- What the task asks -
Repeat all of the records verbatim.

- Exercise inputs -
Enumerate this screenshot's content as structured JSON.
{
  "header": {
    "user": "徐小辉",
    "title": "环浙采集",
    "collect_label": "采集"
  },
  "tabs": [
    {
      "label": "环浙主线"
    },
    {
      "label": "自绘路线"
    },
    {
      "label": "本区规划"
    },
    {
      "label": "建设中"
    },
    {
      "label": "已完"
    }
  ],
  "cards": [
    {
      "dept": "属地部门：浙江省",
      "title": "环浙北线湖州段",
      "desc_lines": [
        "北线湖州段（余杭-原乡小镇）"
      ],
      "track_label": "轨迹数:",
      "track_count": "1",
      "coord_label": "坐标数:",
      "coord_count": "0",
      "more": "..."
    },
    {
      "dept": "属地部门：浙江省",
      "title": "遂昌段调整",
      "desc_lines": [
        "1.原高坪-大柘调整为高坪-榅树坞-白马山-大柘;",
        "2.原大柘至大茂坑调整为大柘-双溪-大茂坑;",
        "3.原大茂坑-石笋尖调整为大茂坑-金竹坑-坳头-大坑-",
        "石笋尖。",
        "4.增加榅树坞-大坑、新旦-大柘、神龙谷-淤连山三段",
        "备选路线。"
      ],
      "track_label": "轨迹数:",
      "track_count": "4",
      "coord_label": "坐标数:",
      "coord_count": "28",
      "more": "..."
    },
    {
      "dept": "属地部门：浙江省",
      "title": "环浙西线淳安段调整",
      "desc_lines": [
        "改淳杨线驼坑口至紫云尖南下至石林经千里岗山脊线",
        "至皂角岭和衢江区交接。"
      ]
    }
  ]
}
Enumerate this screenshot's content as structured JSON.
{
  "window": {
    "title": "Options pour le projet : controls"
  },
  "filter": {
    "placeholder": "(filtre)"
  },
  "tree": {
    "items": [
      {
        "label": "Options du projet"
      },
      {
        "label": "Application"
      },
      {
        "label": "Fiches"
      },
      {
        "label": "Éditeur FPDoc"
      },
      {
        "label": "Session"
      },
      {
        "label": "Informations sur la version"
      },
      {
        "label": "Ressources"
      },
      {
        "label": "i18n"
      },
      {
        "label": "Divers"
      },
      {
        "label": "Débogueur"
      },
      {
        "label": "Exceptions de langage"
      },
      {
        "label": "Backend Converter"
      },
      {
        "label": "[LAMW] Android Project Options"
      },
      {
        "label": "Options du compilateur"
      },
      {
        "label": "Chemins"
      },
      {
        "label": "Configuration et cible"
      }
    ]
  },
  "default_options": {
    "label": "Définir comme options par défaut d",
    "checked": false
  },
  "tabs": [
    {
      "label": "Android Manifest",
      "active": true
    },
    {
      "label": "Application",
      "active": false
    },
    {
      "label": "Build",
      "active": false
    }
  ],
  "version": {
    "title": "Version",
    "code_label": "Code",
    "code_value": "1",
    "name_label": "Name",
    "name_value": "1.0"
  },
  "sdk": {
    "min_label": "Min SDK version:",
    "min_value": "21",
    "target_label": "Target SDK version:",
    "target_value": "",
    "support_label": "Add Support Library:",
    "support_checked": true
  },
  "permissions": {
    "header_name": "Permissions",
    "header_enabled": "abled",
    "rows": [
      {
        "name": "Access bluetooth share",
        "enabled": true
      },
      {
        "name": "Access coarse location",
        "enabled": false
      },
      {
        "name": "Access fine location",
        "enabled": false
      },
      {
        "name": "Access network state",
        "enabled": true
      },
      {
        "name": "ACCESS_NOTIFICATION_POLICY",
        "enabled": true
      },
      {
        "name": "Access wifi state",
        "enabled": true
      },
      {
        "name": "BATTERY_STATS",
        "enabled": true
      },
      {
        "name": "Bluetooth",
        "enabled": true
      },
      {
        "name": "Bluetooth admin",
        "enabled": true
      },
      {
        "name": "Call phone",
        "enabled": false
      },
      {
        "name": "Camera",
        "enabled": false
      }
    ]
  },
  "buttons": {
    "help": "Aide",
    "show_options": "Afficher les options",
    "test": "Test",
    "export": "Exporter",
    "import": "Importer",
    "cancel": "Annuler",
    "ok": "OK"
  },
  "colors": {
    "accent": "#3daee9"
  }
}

- Exercise response -
Enumerate this screenshot's content as structured JSON.
{
  "header": {
    "user": "徐小辉",
    "title": "环浙采集",
    "collect_label": "采集"
  },
  "tabs": [
    {
      "label": "环浙主线"
    },
    {
      "label": "自绘路线"
    },
    {
      "label": "本区规划"
    },
    {
      "label": "建设中"
    },
    {
      "label": "已完"
    }
  ],
  "cards": [
    {
      "dept": "属地部门：浙江省",
      "title": "环浙北线湖州段",
      "desc_lines": [
        "北线湖州段（余杭-原乡小镇）"
      ],
      "track_label": "轨迹数:",
      "track_count": "1",
      "coord_label": "坐标数:",
      "coord_count": "0",
      "more": "..."
    },
    {
      "dept": "属地部门：浙江省",
      "title": "遂昌段调整",
      "desc_lines": [
        "1.原高坪-大柘调整为高坪-榅树坞-白马山-大柘;",
        "2.原大柘至大茂坑调整为大柘-双溪-大茂坑;",
        "3.原大茂坑-石笋尖调整为大茂坑-金竹坑-坳头-大坑-",
        "石笋尖。",
        "4.增加榅树坞-大坑、新旦-大柘、神龙谷-淤连山三段",
        "备选路线。"
      ],
      "track_label": "轨迹数:",
      "track_count": "4",
      "coord_label": "坐标数:",
      "coord_count": "28",
      "more": "..."
    },
    {
      "dept": "属地部门：浙江省",
      "title": "环浙西线淳安段调整",
      "desc_lines": [
        "改淳杨线驼坑口至紫云尖南下至石林经千里岗山脊线",
        "至皂角岭和衢江区交接。"
      ]
    }
  ]
}
Enumerate this screenshot's content as structured JSON.
{
  "window": {
    "title": "Options pour le projet : controls"
  },
  "filter": {
    "placeholder": "(filtre)"
  },
  "tree": {
    "items": [
      {
        "label": "Options du projet"
      },
      {
        "label": "Application"
      },
      {
        "label": "Fiches"
      },
      {
        "label": "Éditeur FPDoc"
      },
      {
        "label": "Session"
      },
      {
        "label": "Informations sur la version"
      },
      {
        "label": "Ressources"
      },
      {
        "label": "i18n"
      },
      {
        "label": "Divers"
      },
      {
        "label": "Débogueur"
      },
      {
        "label": "Exceptions de langage"
      },
      {
        "label": "Backend Converter"
      },
      {
        "label": "[LAMW] Android Project Options"
      },
      {
        "label": "Options du compilateur"
      },
      {
        "label": "Chemins"
      },
      {
        "label": "Configuration et cible"
      }
    ]
  },
  "default_options": {
    "label": "Définir comme options par défaut d",
    "checked": false
  },
  "tabs": [
    {
      "label": "Android Manifest",
      "active": true
    },
    {
      "label": "Application",
      "active": false
    },
    {
      "label": "Build",
      "active": false
    }
  ],
  "version": {
    "title": "Version",
    "code_label": "Code",
    "code_value": "1",
    "name_label": "Name",
    "name_value": "1.0"
  },
  "sdk": {
    "min_label": "Min SDK version:",
    "min_value": "21",
    "target_label": "Target SDK version:",
    "target_value": "",
    "support_label": "Add Support Library:",
    "support_checked": true
  },
  "permissions": {
    "header_name": "Permissions",
    "header_enabled": "abled",
    "rows": [
      {
        "name": "Access bluetooth share",
        "enabled": true
      },
      {
        "name": "Access coarse location",
        "enabled": false
      },
      {
        "name": "Access fine location",
        "enabled": false
      },
      {
        "name": "Access network state",
        "enabled": true
      },
      {
        "name": "ACCESS_NOTIFICATION_POLICY",
        "enabled": true
      },
      {
        "name": "Access wifi state",
        "enabled": true
      },
      {
        "name": "BATTERY_STATS",
        "enabled": true
      },
      {
        "name": "Bluetooth",
        "enabled": true
      },
      {
        "name": "Bluetooth admin",
        "enabled": true
      },
      {
        "name": "Call phone",
        "enabled": false
      },
      {
        "name": "Camera",
        "enabled": false
      }
    ]
  },
  "buttons": {
    "help": "Aide",
    "show_options": "Afficher les options",
    "test": "Test",
    "export": "Exporter",
    "import": "Importer",
    "cancel": "Annuler",
    "ok": "OK"
  },
  "colors": {
    "accent": "#3daee9"
  }
}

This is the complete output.